┌────────
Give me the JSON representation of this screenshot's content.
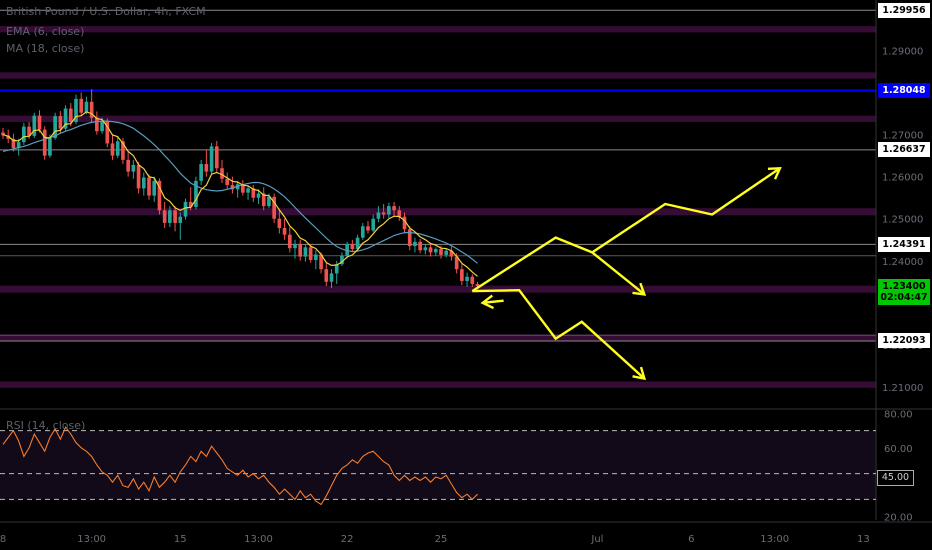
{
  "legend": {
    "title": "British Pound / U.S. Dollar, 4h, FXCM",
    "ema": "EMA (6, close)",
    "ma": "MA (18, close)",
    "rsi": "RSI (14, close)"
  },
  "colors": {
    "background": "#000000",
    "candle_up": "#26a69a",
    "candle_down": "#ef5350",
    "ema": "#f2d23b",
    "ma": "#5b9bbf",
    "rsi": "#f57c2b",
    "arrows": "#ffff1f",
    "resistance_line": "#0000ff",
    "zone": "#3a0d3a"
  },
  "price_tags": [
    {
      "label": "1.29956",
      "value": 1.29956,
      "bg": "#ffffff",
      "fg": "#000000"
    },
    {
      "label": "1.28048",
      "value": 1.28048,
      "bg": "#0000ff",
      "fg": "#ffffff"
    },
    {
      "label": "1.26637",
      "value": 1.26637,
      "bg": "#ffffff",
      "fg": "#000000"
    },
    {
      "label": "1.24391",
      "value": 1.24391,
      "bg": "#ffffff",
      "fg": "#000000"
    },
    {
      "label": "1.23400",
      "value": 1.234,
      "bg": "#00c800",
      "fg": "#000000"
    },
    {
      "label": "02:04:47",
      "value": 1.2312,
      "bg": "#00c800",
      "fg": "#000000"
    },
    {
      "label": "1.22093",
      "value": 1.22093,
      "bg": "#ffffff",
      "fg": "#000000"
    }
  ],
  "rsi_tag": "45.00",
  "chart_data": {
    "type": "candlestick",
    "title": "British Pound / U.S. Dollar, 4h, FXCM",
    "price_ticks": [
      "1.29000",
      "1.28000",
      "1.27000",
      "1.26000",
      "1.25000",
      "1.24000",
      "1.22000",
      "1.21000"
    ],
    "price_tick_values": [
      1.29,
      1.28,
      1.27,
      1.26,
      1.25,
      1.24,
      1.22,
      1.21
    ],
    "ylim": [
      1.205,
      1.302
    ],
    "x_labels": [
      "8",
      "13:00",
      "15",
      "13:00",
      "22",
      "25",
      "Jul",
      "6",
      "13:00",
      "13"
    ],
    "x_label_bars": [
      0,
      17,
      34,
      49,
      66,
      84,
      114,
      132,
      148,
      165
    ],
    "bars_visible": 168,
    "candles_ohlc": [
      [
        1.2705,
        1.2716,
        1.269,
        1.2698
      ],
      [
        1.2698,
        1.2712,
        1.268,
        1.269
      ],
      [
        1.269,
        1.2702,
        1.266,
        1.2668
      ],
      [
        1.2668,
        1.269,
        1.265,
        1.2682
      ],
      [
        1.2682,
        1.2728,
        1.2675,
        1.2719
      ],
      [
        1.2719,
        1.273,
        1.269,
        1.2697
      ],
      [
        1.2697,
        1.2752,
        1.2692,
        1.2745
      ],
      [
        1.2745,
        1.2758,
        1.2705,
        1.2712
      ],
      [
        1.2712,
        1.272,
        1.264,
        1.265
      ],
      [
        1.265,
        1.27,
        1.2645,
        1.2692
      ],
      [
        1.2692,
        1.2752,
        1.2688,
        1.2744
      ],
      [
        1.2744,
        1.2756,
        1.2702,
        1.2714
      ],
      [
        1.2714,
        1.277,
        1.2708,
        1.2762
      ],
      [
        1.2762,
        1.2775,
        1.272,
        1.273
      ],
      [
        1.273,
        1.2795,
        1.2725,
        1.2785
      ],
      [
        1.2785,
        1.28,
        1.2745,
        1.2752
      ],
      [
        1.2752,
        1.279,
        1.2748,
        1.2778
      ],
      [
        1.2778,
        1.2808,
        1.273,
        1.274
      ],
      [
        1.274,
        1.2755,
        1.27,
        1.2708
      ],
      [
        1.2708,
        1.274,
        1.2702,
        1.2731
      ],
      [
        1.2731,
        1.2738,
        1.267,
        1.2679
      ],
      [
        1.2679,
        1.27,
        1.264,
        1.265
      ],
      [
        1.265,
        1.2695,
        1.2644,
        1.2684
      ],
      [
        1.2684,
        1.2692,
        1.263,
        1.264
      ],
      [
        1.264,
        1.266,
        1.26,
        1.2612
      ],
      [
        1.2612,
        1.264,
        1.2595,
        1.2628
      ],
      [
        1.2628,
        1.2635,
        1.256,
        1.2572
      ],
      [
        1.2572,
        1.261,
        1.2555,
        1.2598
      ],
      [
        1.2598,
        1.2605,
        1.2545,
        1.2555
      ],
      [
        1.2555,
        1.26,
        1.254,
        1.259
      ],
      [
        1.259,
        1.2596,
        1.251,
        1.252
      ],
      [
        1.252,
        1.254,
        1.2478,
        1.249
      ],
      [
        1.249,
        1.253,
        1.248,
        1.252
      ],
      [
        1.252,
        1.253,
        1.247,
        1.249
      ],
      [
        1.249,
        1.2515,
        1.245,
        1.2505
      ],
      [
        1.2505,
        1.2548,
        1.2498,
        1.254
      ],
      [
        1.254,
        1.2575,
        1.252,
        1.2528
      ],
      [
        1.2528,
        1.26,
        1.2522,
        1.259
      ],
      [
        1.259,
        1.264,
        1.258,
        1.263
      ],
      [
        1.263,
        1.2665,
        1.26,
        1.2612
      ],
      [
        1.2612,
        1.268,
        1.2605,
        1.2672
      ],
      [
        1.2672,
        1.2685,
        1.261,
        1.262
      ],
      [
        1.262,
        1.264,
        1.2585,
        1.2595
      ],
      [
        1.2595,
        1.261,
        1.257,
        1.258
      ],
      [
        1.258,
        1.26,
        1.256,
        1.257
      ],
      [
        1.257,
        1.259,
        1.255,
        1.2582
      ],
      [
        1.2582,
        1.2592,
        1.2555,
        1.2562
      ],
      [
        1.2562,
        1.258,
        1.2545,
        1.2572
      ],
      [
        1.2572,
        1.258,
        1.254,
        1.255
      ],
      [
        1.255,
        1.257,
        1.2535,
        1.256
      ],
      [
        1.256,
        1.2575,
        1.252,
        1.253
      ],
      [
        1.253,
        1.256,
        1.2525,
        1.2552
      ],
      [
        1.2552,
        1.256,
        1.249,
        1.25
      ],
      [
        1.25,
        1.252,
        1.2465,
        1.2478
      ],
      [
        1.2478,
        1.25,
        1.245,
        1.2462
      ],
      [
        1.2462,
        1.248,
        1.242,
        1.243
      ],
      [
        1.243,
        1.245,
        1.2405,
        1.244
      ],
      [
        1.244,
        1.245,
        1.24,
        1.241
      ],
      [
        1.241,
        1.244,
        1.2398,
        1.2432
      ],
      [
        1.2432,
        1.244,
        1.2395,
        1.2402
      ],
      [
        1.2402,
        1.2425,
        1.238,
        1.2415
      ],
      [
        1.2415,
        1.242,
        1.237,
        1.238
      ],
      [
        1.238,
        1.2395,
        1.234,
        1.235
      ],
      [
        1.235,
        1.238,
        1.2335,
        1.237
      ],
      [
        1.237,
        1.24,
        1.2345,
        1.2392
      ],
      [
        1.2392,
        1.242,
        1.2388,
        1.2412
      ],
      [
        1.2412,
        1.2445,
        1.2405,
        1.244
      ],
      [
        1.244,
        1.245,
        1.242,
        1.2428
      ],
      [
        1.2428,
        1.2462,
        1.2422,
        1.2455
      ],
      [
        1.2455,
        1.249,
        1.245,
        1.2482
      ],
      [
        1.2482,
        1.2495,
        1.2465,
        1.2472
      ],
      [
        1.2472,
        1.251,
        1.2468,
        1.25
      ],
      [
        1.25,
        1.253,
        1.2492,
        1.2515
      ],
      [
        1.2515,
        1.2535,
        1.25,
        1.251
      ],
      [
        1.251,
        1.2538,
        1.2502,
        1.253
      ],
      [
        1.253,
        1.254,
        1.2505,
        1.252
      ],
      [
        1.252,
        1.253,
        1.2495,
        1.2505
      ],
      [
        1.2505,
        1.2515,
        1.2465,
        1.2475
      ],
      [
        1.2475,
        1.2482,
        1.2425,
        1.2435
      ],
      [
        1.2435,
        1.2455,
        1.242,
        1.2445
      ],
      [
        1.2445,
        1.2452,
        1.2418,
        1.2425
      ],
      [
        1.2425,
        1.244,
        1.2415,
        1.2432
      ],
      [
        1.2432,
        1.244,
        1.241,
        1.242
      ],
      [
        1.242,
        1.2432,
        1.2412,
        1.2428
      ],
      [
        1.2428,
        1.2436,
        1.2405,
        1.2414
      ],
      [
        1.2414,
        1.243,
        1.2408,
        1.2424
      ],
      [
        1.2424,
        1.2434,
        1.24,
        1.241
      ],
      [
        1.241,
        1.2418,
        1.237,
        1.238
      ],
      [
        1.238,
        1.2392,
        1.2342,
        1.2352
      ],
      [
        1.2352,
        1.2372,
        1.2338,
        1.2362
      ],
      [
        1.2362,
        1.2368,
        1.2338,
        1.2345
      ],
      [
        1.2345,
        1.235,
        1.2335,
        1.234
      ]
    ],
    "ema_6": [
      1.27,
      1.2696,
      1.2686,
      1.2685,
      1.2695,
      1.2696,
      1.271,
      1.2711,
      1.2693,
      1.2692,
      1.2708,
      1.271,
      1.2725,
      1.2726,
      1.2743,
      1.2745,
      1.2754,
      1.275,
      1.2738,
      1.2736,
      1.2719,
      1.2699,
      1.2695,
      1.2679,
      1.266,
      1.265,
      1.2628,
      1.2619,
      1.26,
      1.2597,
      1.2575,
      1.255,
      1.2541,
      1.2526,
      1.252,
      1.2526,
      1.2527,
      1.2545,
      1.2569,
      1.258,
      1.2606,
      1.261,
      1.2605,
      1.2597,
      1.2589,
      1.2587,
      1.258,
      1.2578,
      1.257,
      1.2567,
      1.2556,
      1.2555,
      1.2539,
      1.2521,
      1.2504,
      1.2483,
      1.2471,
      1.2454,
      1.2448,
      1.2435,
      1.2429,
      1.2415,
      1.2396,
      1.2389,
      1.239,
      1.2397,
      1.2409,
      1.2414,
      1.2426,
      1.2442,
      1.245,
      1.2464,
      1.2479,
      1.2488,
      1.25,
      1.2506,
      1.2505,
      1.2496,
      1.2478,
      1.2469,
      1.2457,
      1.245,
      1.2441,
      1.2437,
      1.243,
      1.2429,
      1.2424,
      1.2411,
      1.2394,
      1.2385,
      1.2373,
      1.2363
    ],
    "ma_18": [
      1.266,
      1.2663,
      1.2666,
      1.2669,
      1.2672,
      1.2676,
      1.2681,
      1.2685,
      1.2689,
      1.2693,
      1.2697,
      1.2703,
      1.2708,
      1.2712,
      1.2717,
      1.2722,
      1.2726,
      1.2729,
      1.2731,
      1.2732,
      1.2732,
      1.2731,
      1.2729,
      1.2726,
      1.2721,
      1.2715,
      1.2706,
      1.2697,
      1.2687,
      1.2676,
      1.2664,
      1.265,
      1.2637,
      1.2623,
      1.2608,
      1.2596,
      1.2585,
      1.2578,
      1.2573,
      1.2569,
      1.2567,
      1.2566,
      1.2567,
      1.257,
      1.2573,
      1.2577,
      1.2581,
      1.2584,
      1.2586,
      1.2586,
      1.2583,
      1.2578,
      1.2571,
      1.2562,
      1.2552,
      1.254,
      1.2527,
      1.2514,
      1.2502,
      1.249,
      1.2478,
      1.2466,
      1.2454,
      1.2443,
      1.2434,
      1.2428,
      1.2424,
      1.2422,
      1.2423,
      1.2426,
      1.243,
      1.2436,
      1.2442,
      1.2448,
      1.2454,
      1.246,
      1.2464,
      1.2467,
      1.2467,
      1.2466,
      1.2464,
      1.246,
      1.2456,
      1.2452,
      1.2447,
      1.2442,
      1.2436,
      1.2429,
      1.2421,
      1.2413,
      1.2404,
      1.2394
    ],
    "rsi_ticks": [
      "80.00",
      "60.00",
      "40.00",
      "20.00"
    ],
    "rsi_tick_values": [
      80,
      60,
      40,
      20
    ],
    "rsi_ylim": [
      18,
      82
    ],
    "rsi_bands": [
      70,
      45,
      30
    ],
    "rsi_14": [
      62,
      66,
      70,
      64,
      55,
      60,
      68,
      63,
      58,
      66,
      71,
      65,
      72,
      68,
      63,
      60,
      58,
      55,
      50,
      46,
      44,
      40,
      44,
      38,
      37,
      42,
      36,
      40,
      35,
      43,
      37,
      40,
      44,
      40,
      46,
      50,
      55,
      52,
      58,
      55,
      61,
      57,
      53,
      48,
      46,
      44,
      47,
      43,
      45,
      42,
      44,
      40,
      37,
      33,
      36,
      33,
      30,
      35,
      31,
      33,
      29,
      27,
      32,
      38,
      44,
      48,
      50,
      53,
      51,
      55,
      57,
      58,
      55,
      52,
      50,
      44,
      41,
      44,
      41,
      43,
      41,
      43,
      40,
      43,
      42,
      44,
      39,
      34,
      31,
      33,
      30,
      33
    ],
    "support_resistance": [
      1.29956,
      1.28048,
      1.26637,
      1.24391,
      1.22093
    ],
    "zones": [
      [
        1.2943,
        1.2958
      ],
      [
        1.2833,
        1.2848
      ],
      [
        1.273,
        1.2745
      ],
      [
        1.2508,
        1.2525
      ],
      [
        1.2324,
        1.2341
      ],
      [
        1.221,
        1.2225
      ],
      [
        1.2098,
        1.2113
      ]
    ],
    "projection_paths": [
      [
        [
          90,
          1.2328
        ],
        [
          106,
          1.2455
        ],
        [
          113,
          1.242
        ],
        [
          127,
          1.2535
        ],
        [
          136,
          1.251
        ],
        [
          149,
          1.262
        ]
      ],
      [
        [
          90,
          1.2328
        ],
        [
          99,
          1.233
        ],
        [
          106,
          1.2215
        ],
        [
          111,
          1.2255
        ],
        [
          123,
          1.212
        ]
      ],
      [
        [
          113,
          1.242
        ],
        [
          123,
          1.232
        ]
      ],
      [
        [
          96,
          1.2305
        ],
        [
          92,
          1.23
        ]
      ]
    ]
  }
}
└────────
┌────────
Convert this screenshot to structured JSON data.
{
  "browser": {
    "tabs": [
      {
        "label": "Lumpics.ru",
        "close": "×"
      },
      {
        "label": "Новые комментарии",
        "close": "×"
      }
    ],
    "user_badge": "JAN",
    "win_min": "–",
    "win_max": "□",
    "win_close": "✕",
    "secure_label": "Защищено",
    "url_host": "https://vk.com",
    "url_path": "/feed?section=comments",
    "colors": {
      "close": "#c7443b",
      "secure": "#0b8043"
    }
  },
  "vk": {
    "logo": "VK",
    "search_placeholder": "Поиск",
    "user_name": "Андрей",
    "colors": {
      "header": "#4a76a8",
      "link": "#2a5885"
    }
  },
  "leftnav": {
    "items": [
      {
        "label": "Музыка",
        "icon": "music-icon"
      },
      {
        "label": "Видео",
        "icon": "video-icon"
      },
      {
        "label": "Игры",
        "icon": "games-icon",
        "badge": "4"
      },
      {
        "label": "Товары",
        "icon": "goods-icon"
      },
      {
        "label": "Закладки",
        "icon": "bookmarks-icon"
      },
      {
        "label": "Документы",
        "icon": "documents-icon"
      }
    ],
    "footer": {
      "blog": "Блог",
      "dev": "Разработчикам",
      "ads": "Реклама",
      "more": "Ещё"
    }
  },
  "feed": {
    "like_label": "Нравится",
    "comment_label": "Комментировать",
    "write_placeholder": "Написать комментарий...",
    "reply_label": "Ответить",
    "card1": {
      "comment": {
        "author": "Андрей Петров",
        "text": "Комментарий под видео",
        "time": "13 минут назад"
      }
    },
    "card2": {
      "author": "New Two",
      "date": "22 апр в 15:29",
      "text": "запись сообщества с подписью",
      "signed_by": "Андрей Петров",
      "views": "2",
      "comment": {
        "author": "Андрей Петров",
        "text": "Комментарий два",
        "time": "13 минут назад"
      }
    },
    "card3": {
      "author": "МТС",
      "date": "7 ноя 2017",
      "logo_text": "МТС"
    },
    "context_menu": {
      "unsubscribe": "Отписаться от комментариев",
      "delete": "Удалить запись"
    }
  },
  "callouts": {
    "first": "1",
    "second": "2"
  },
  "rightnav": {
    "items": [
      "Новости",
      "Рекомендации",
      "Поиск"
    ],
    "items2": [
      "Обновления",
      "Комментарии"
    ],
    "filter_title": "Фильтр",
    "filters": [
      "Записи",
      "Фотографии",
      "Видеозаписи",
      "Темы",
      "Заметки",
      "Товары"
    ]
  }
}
└────────
**Exercise requirements**
Report how many lines of the data hold the string "feed"; give only the number.

**Exercise answer**
2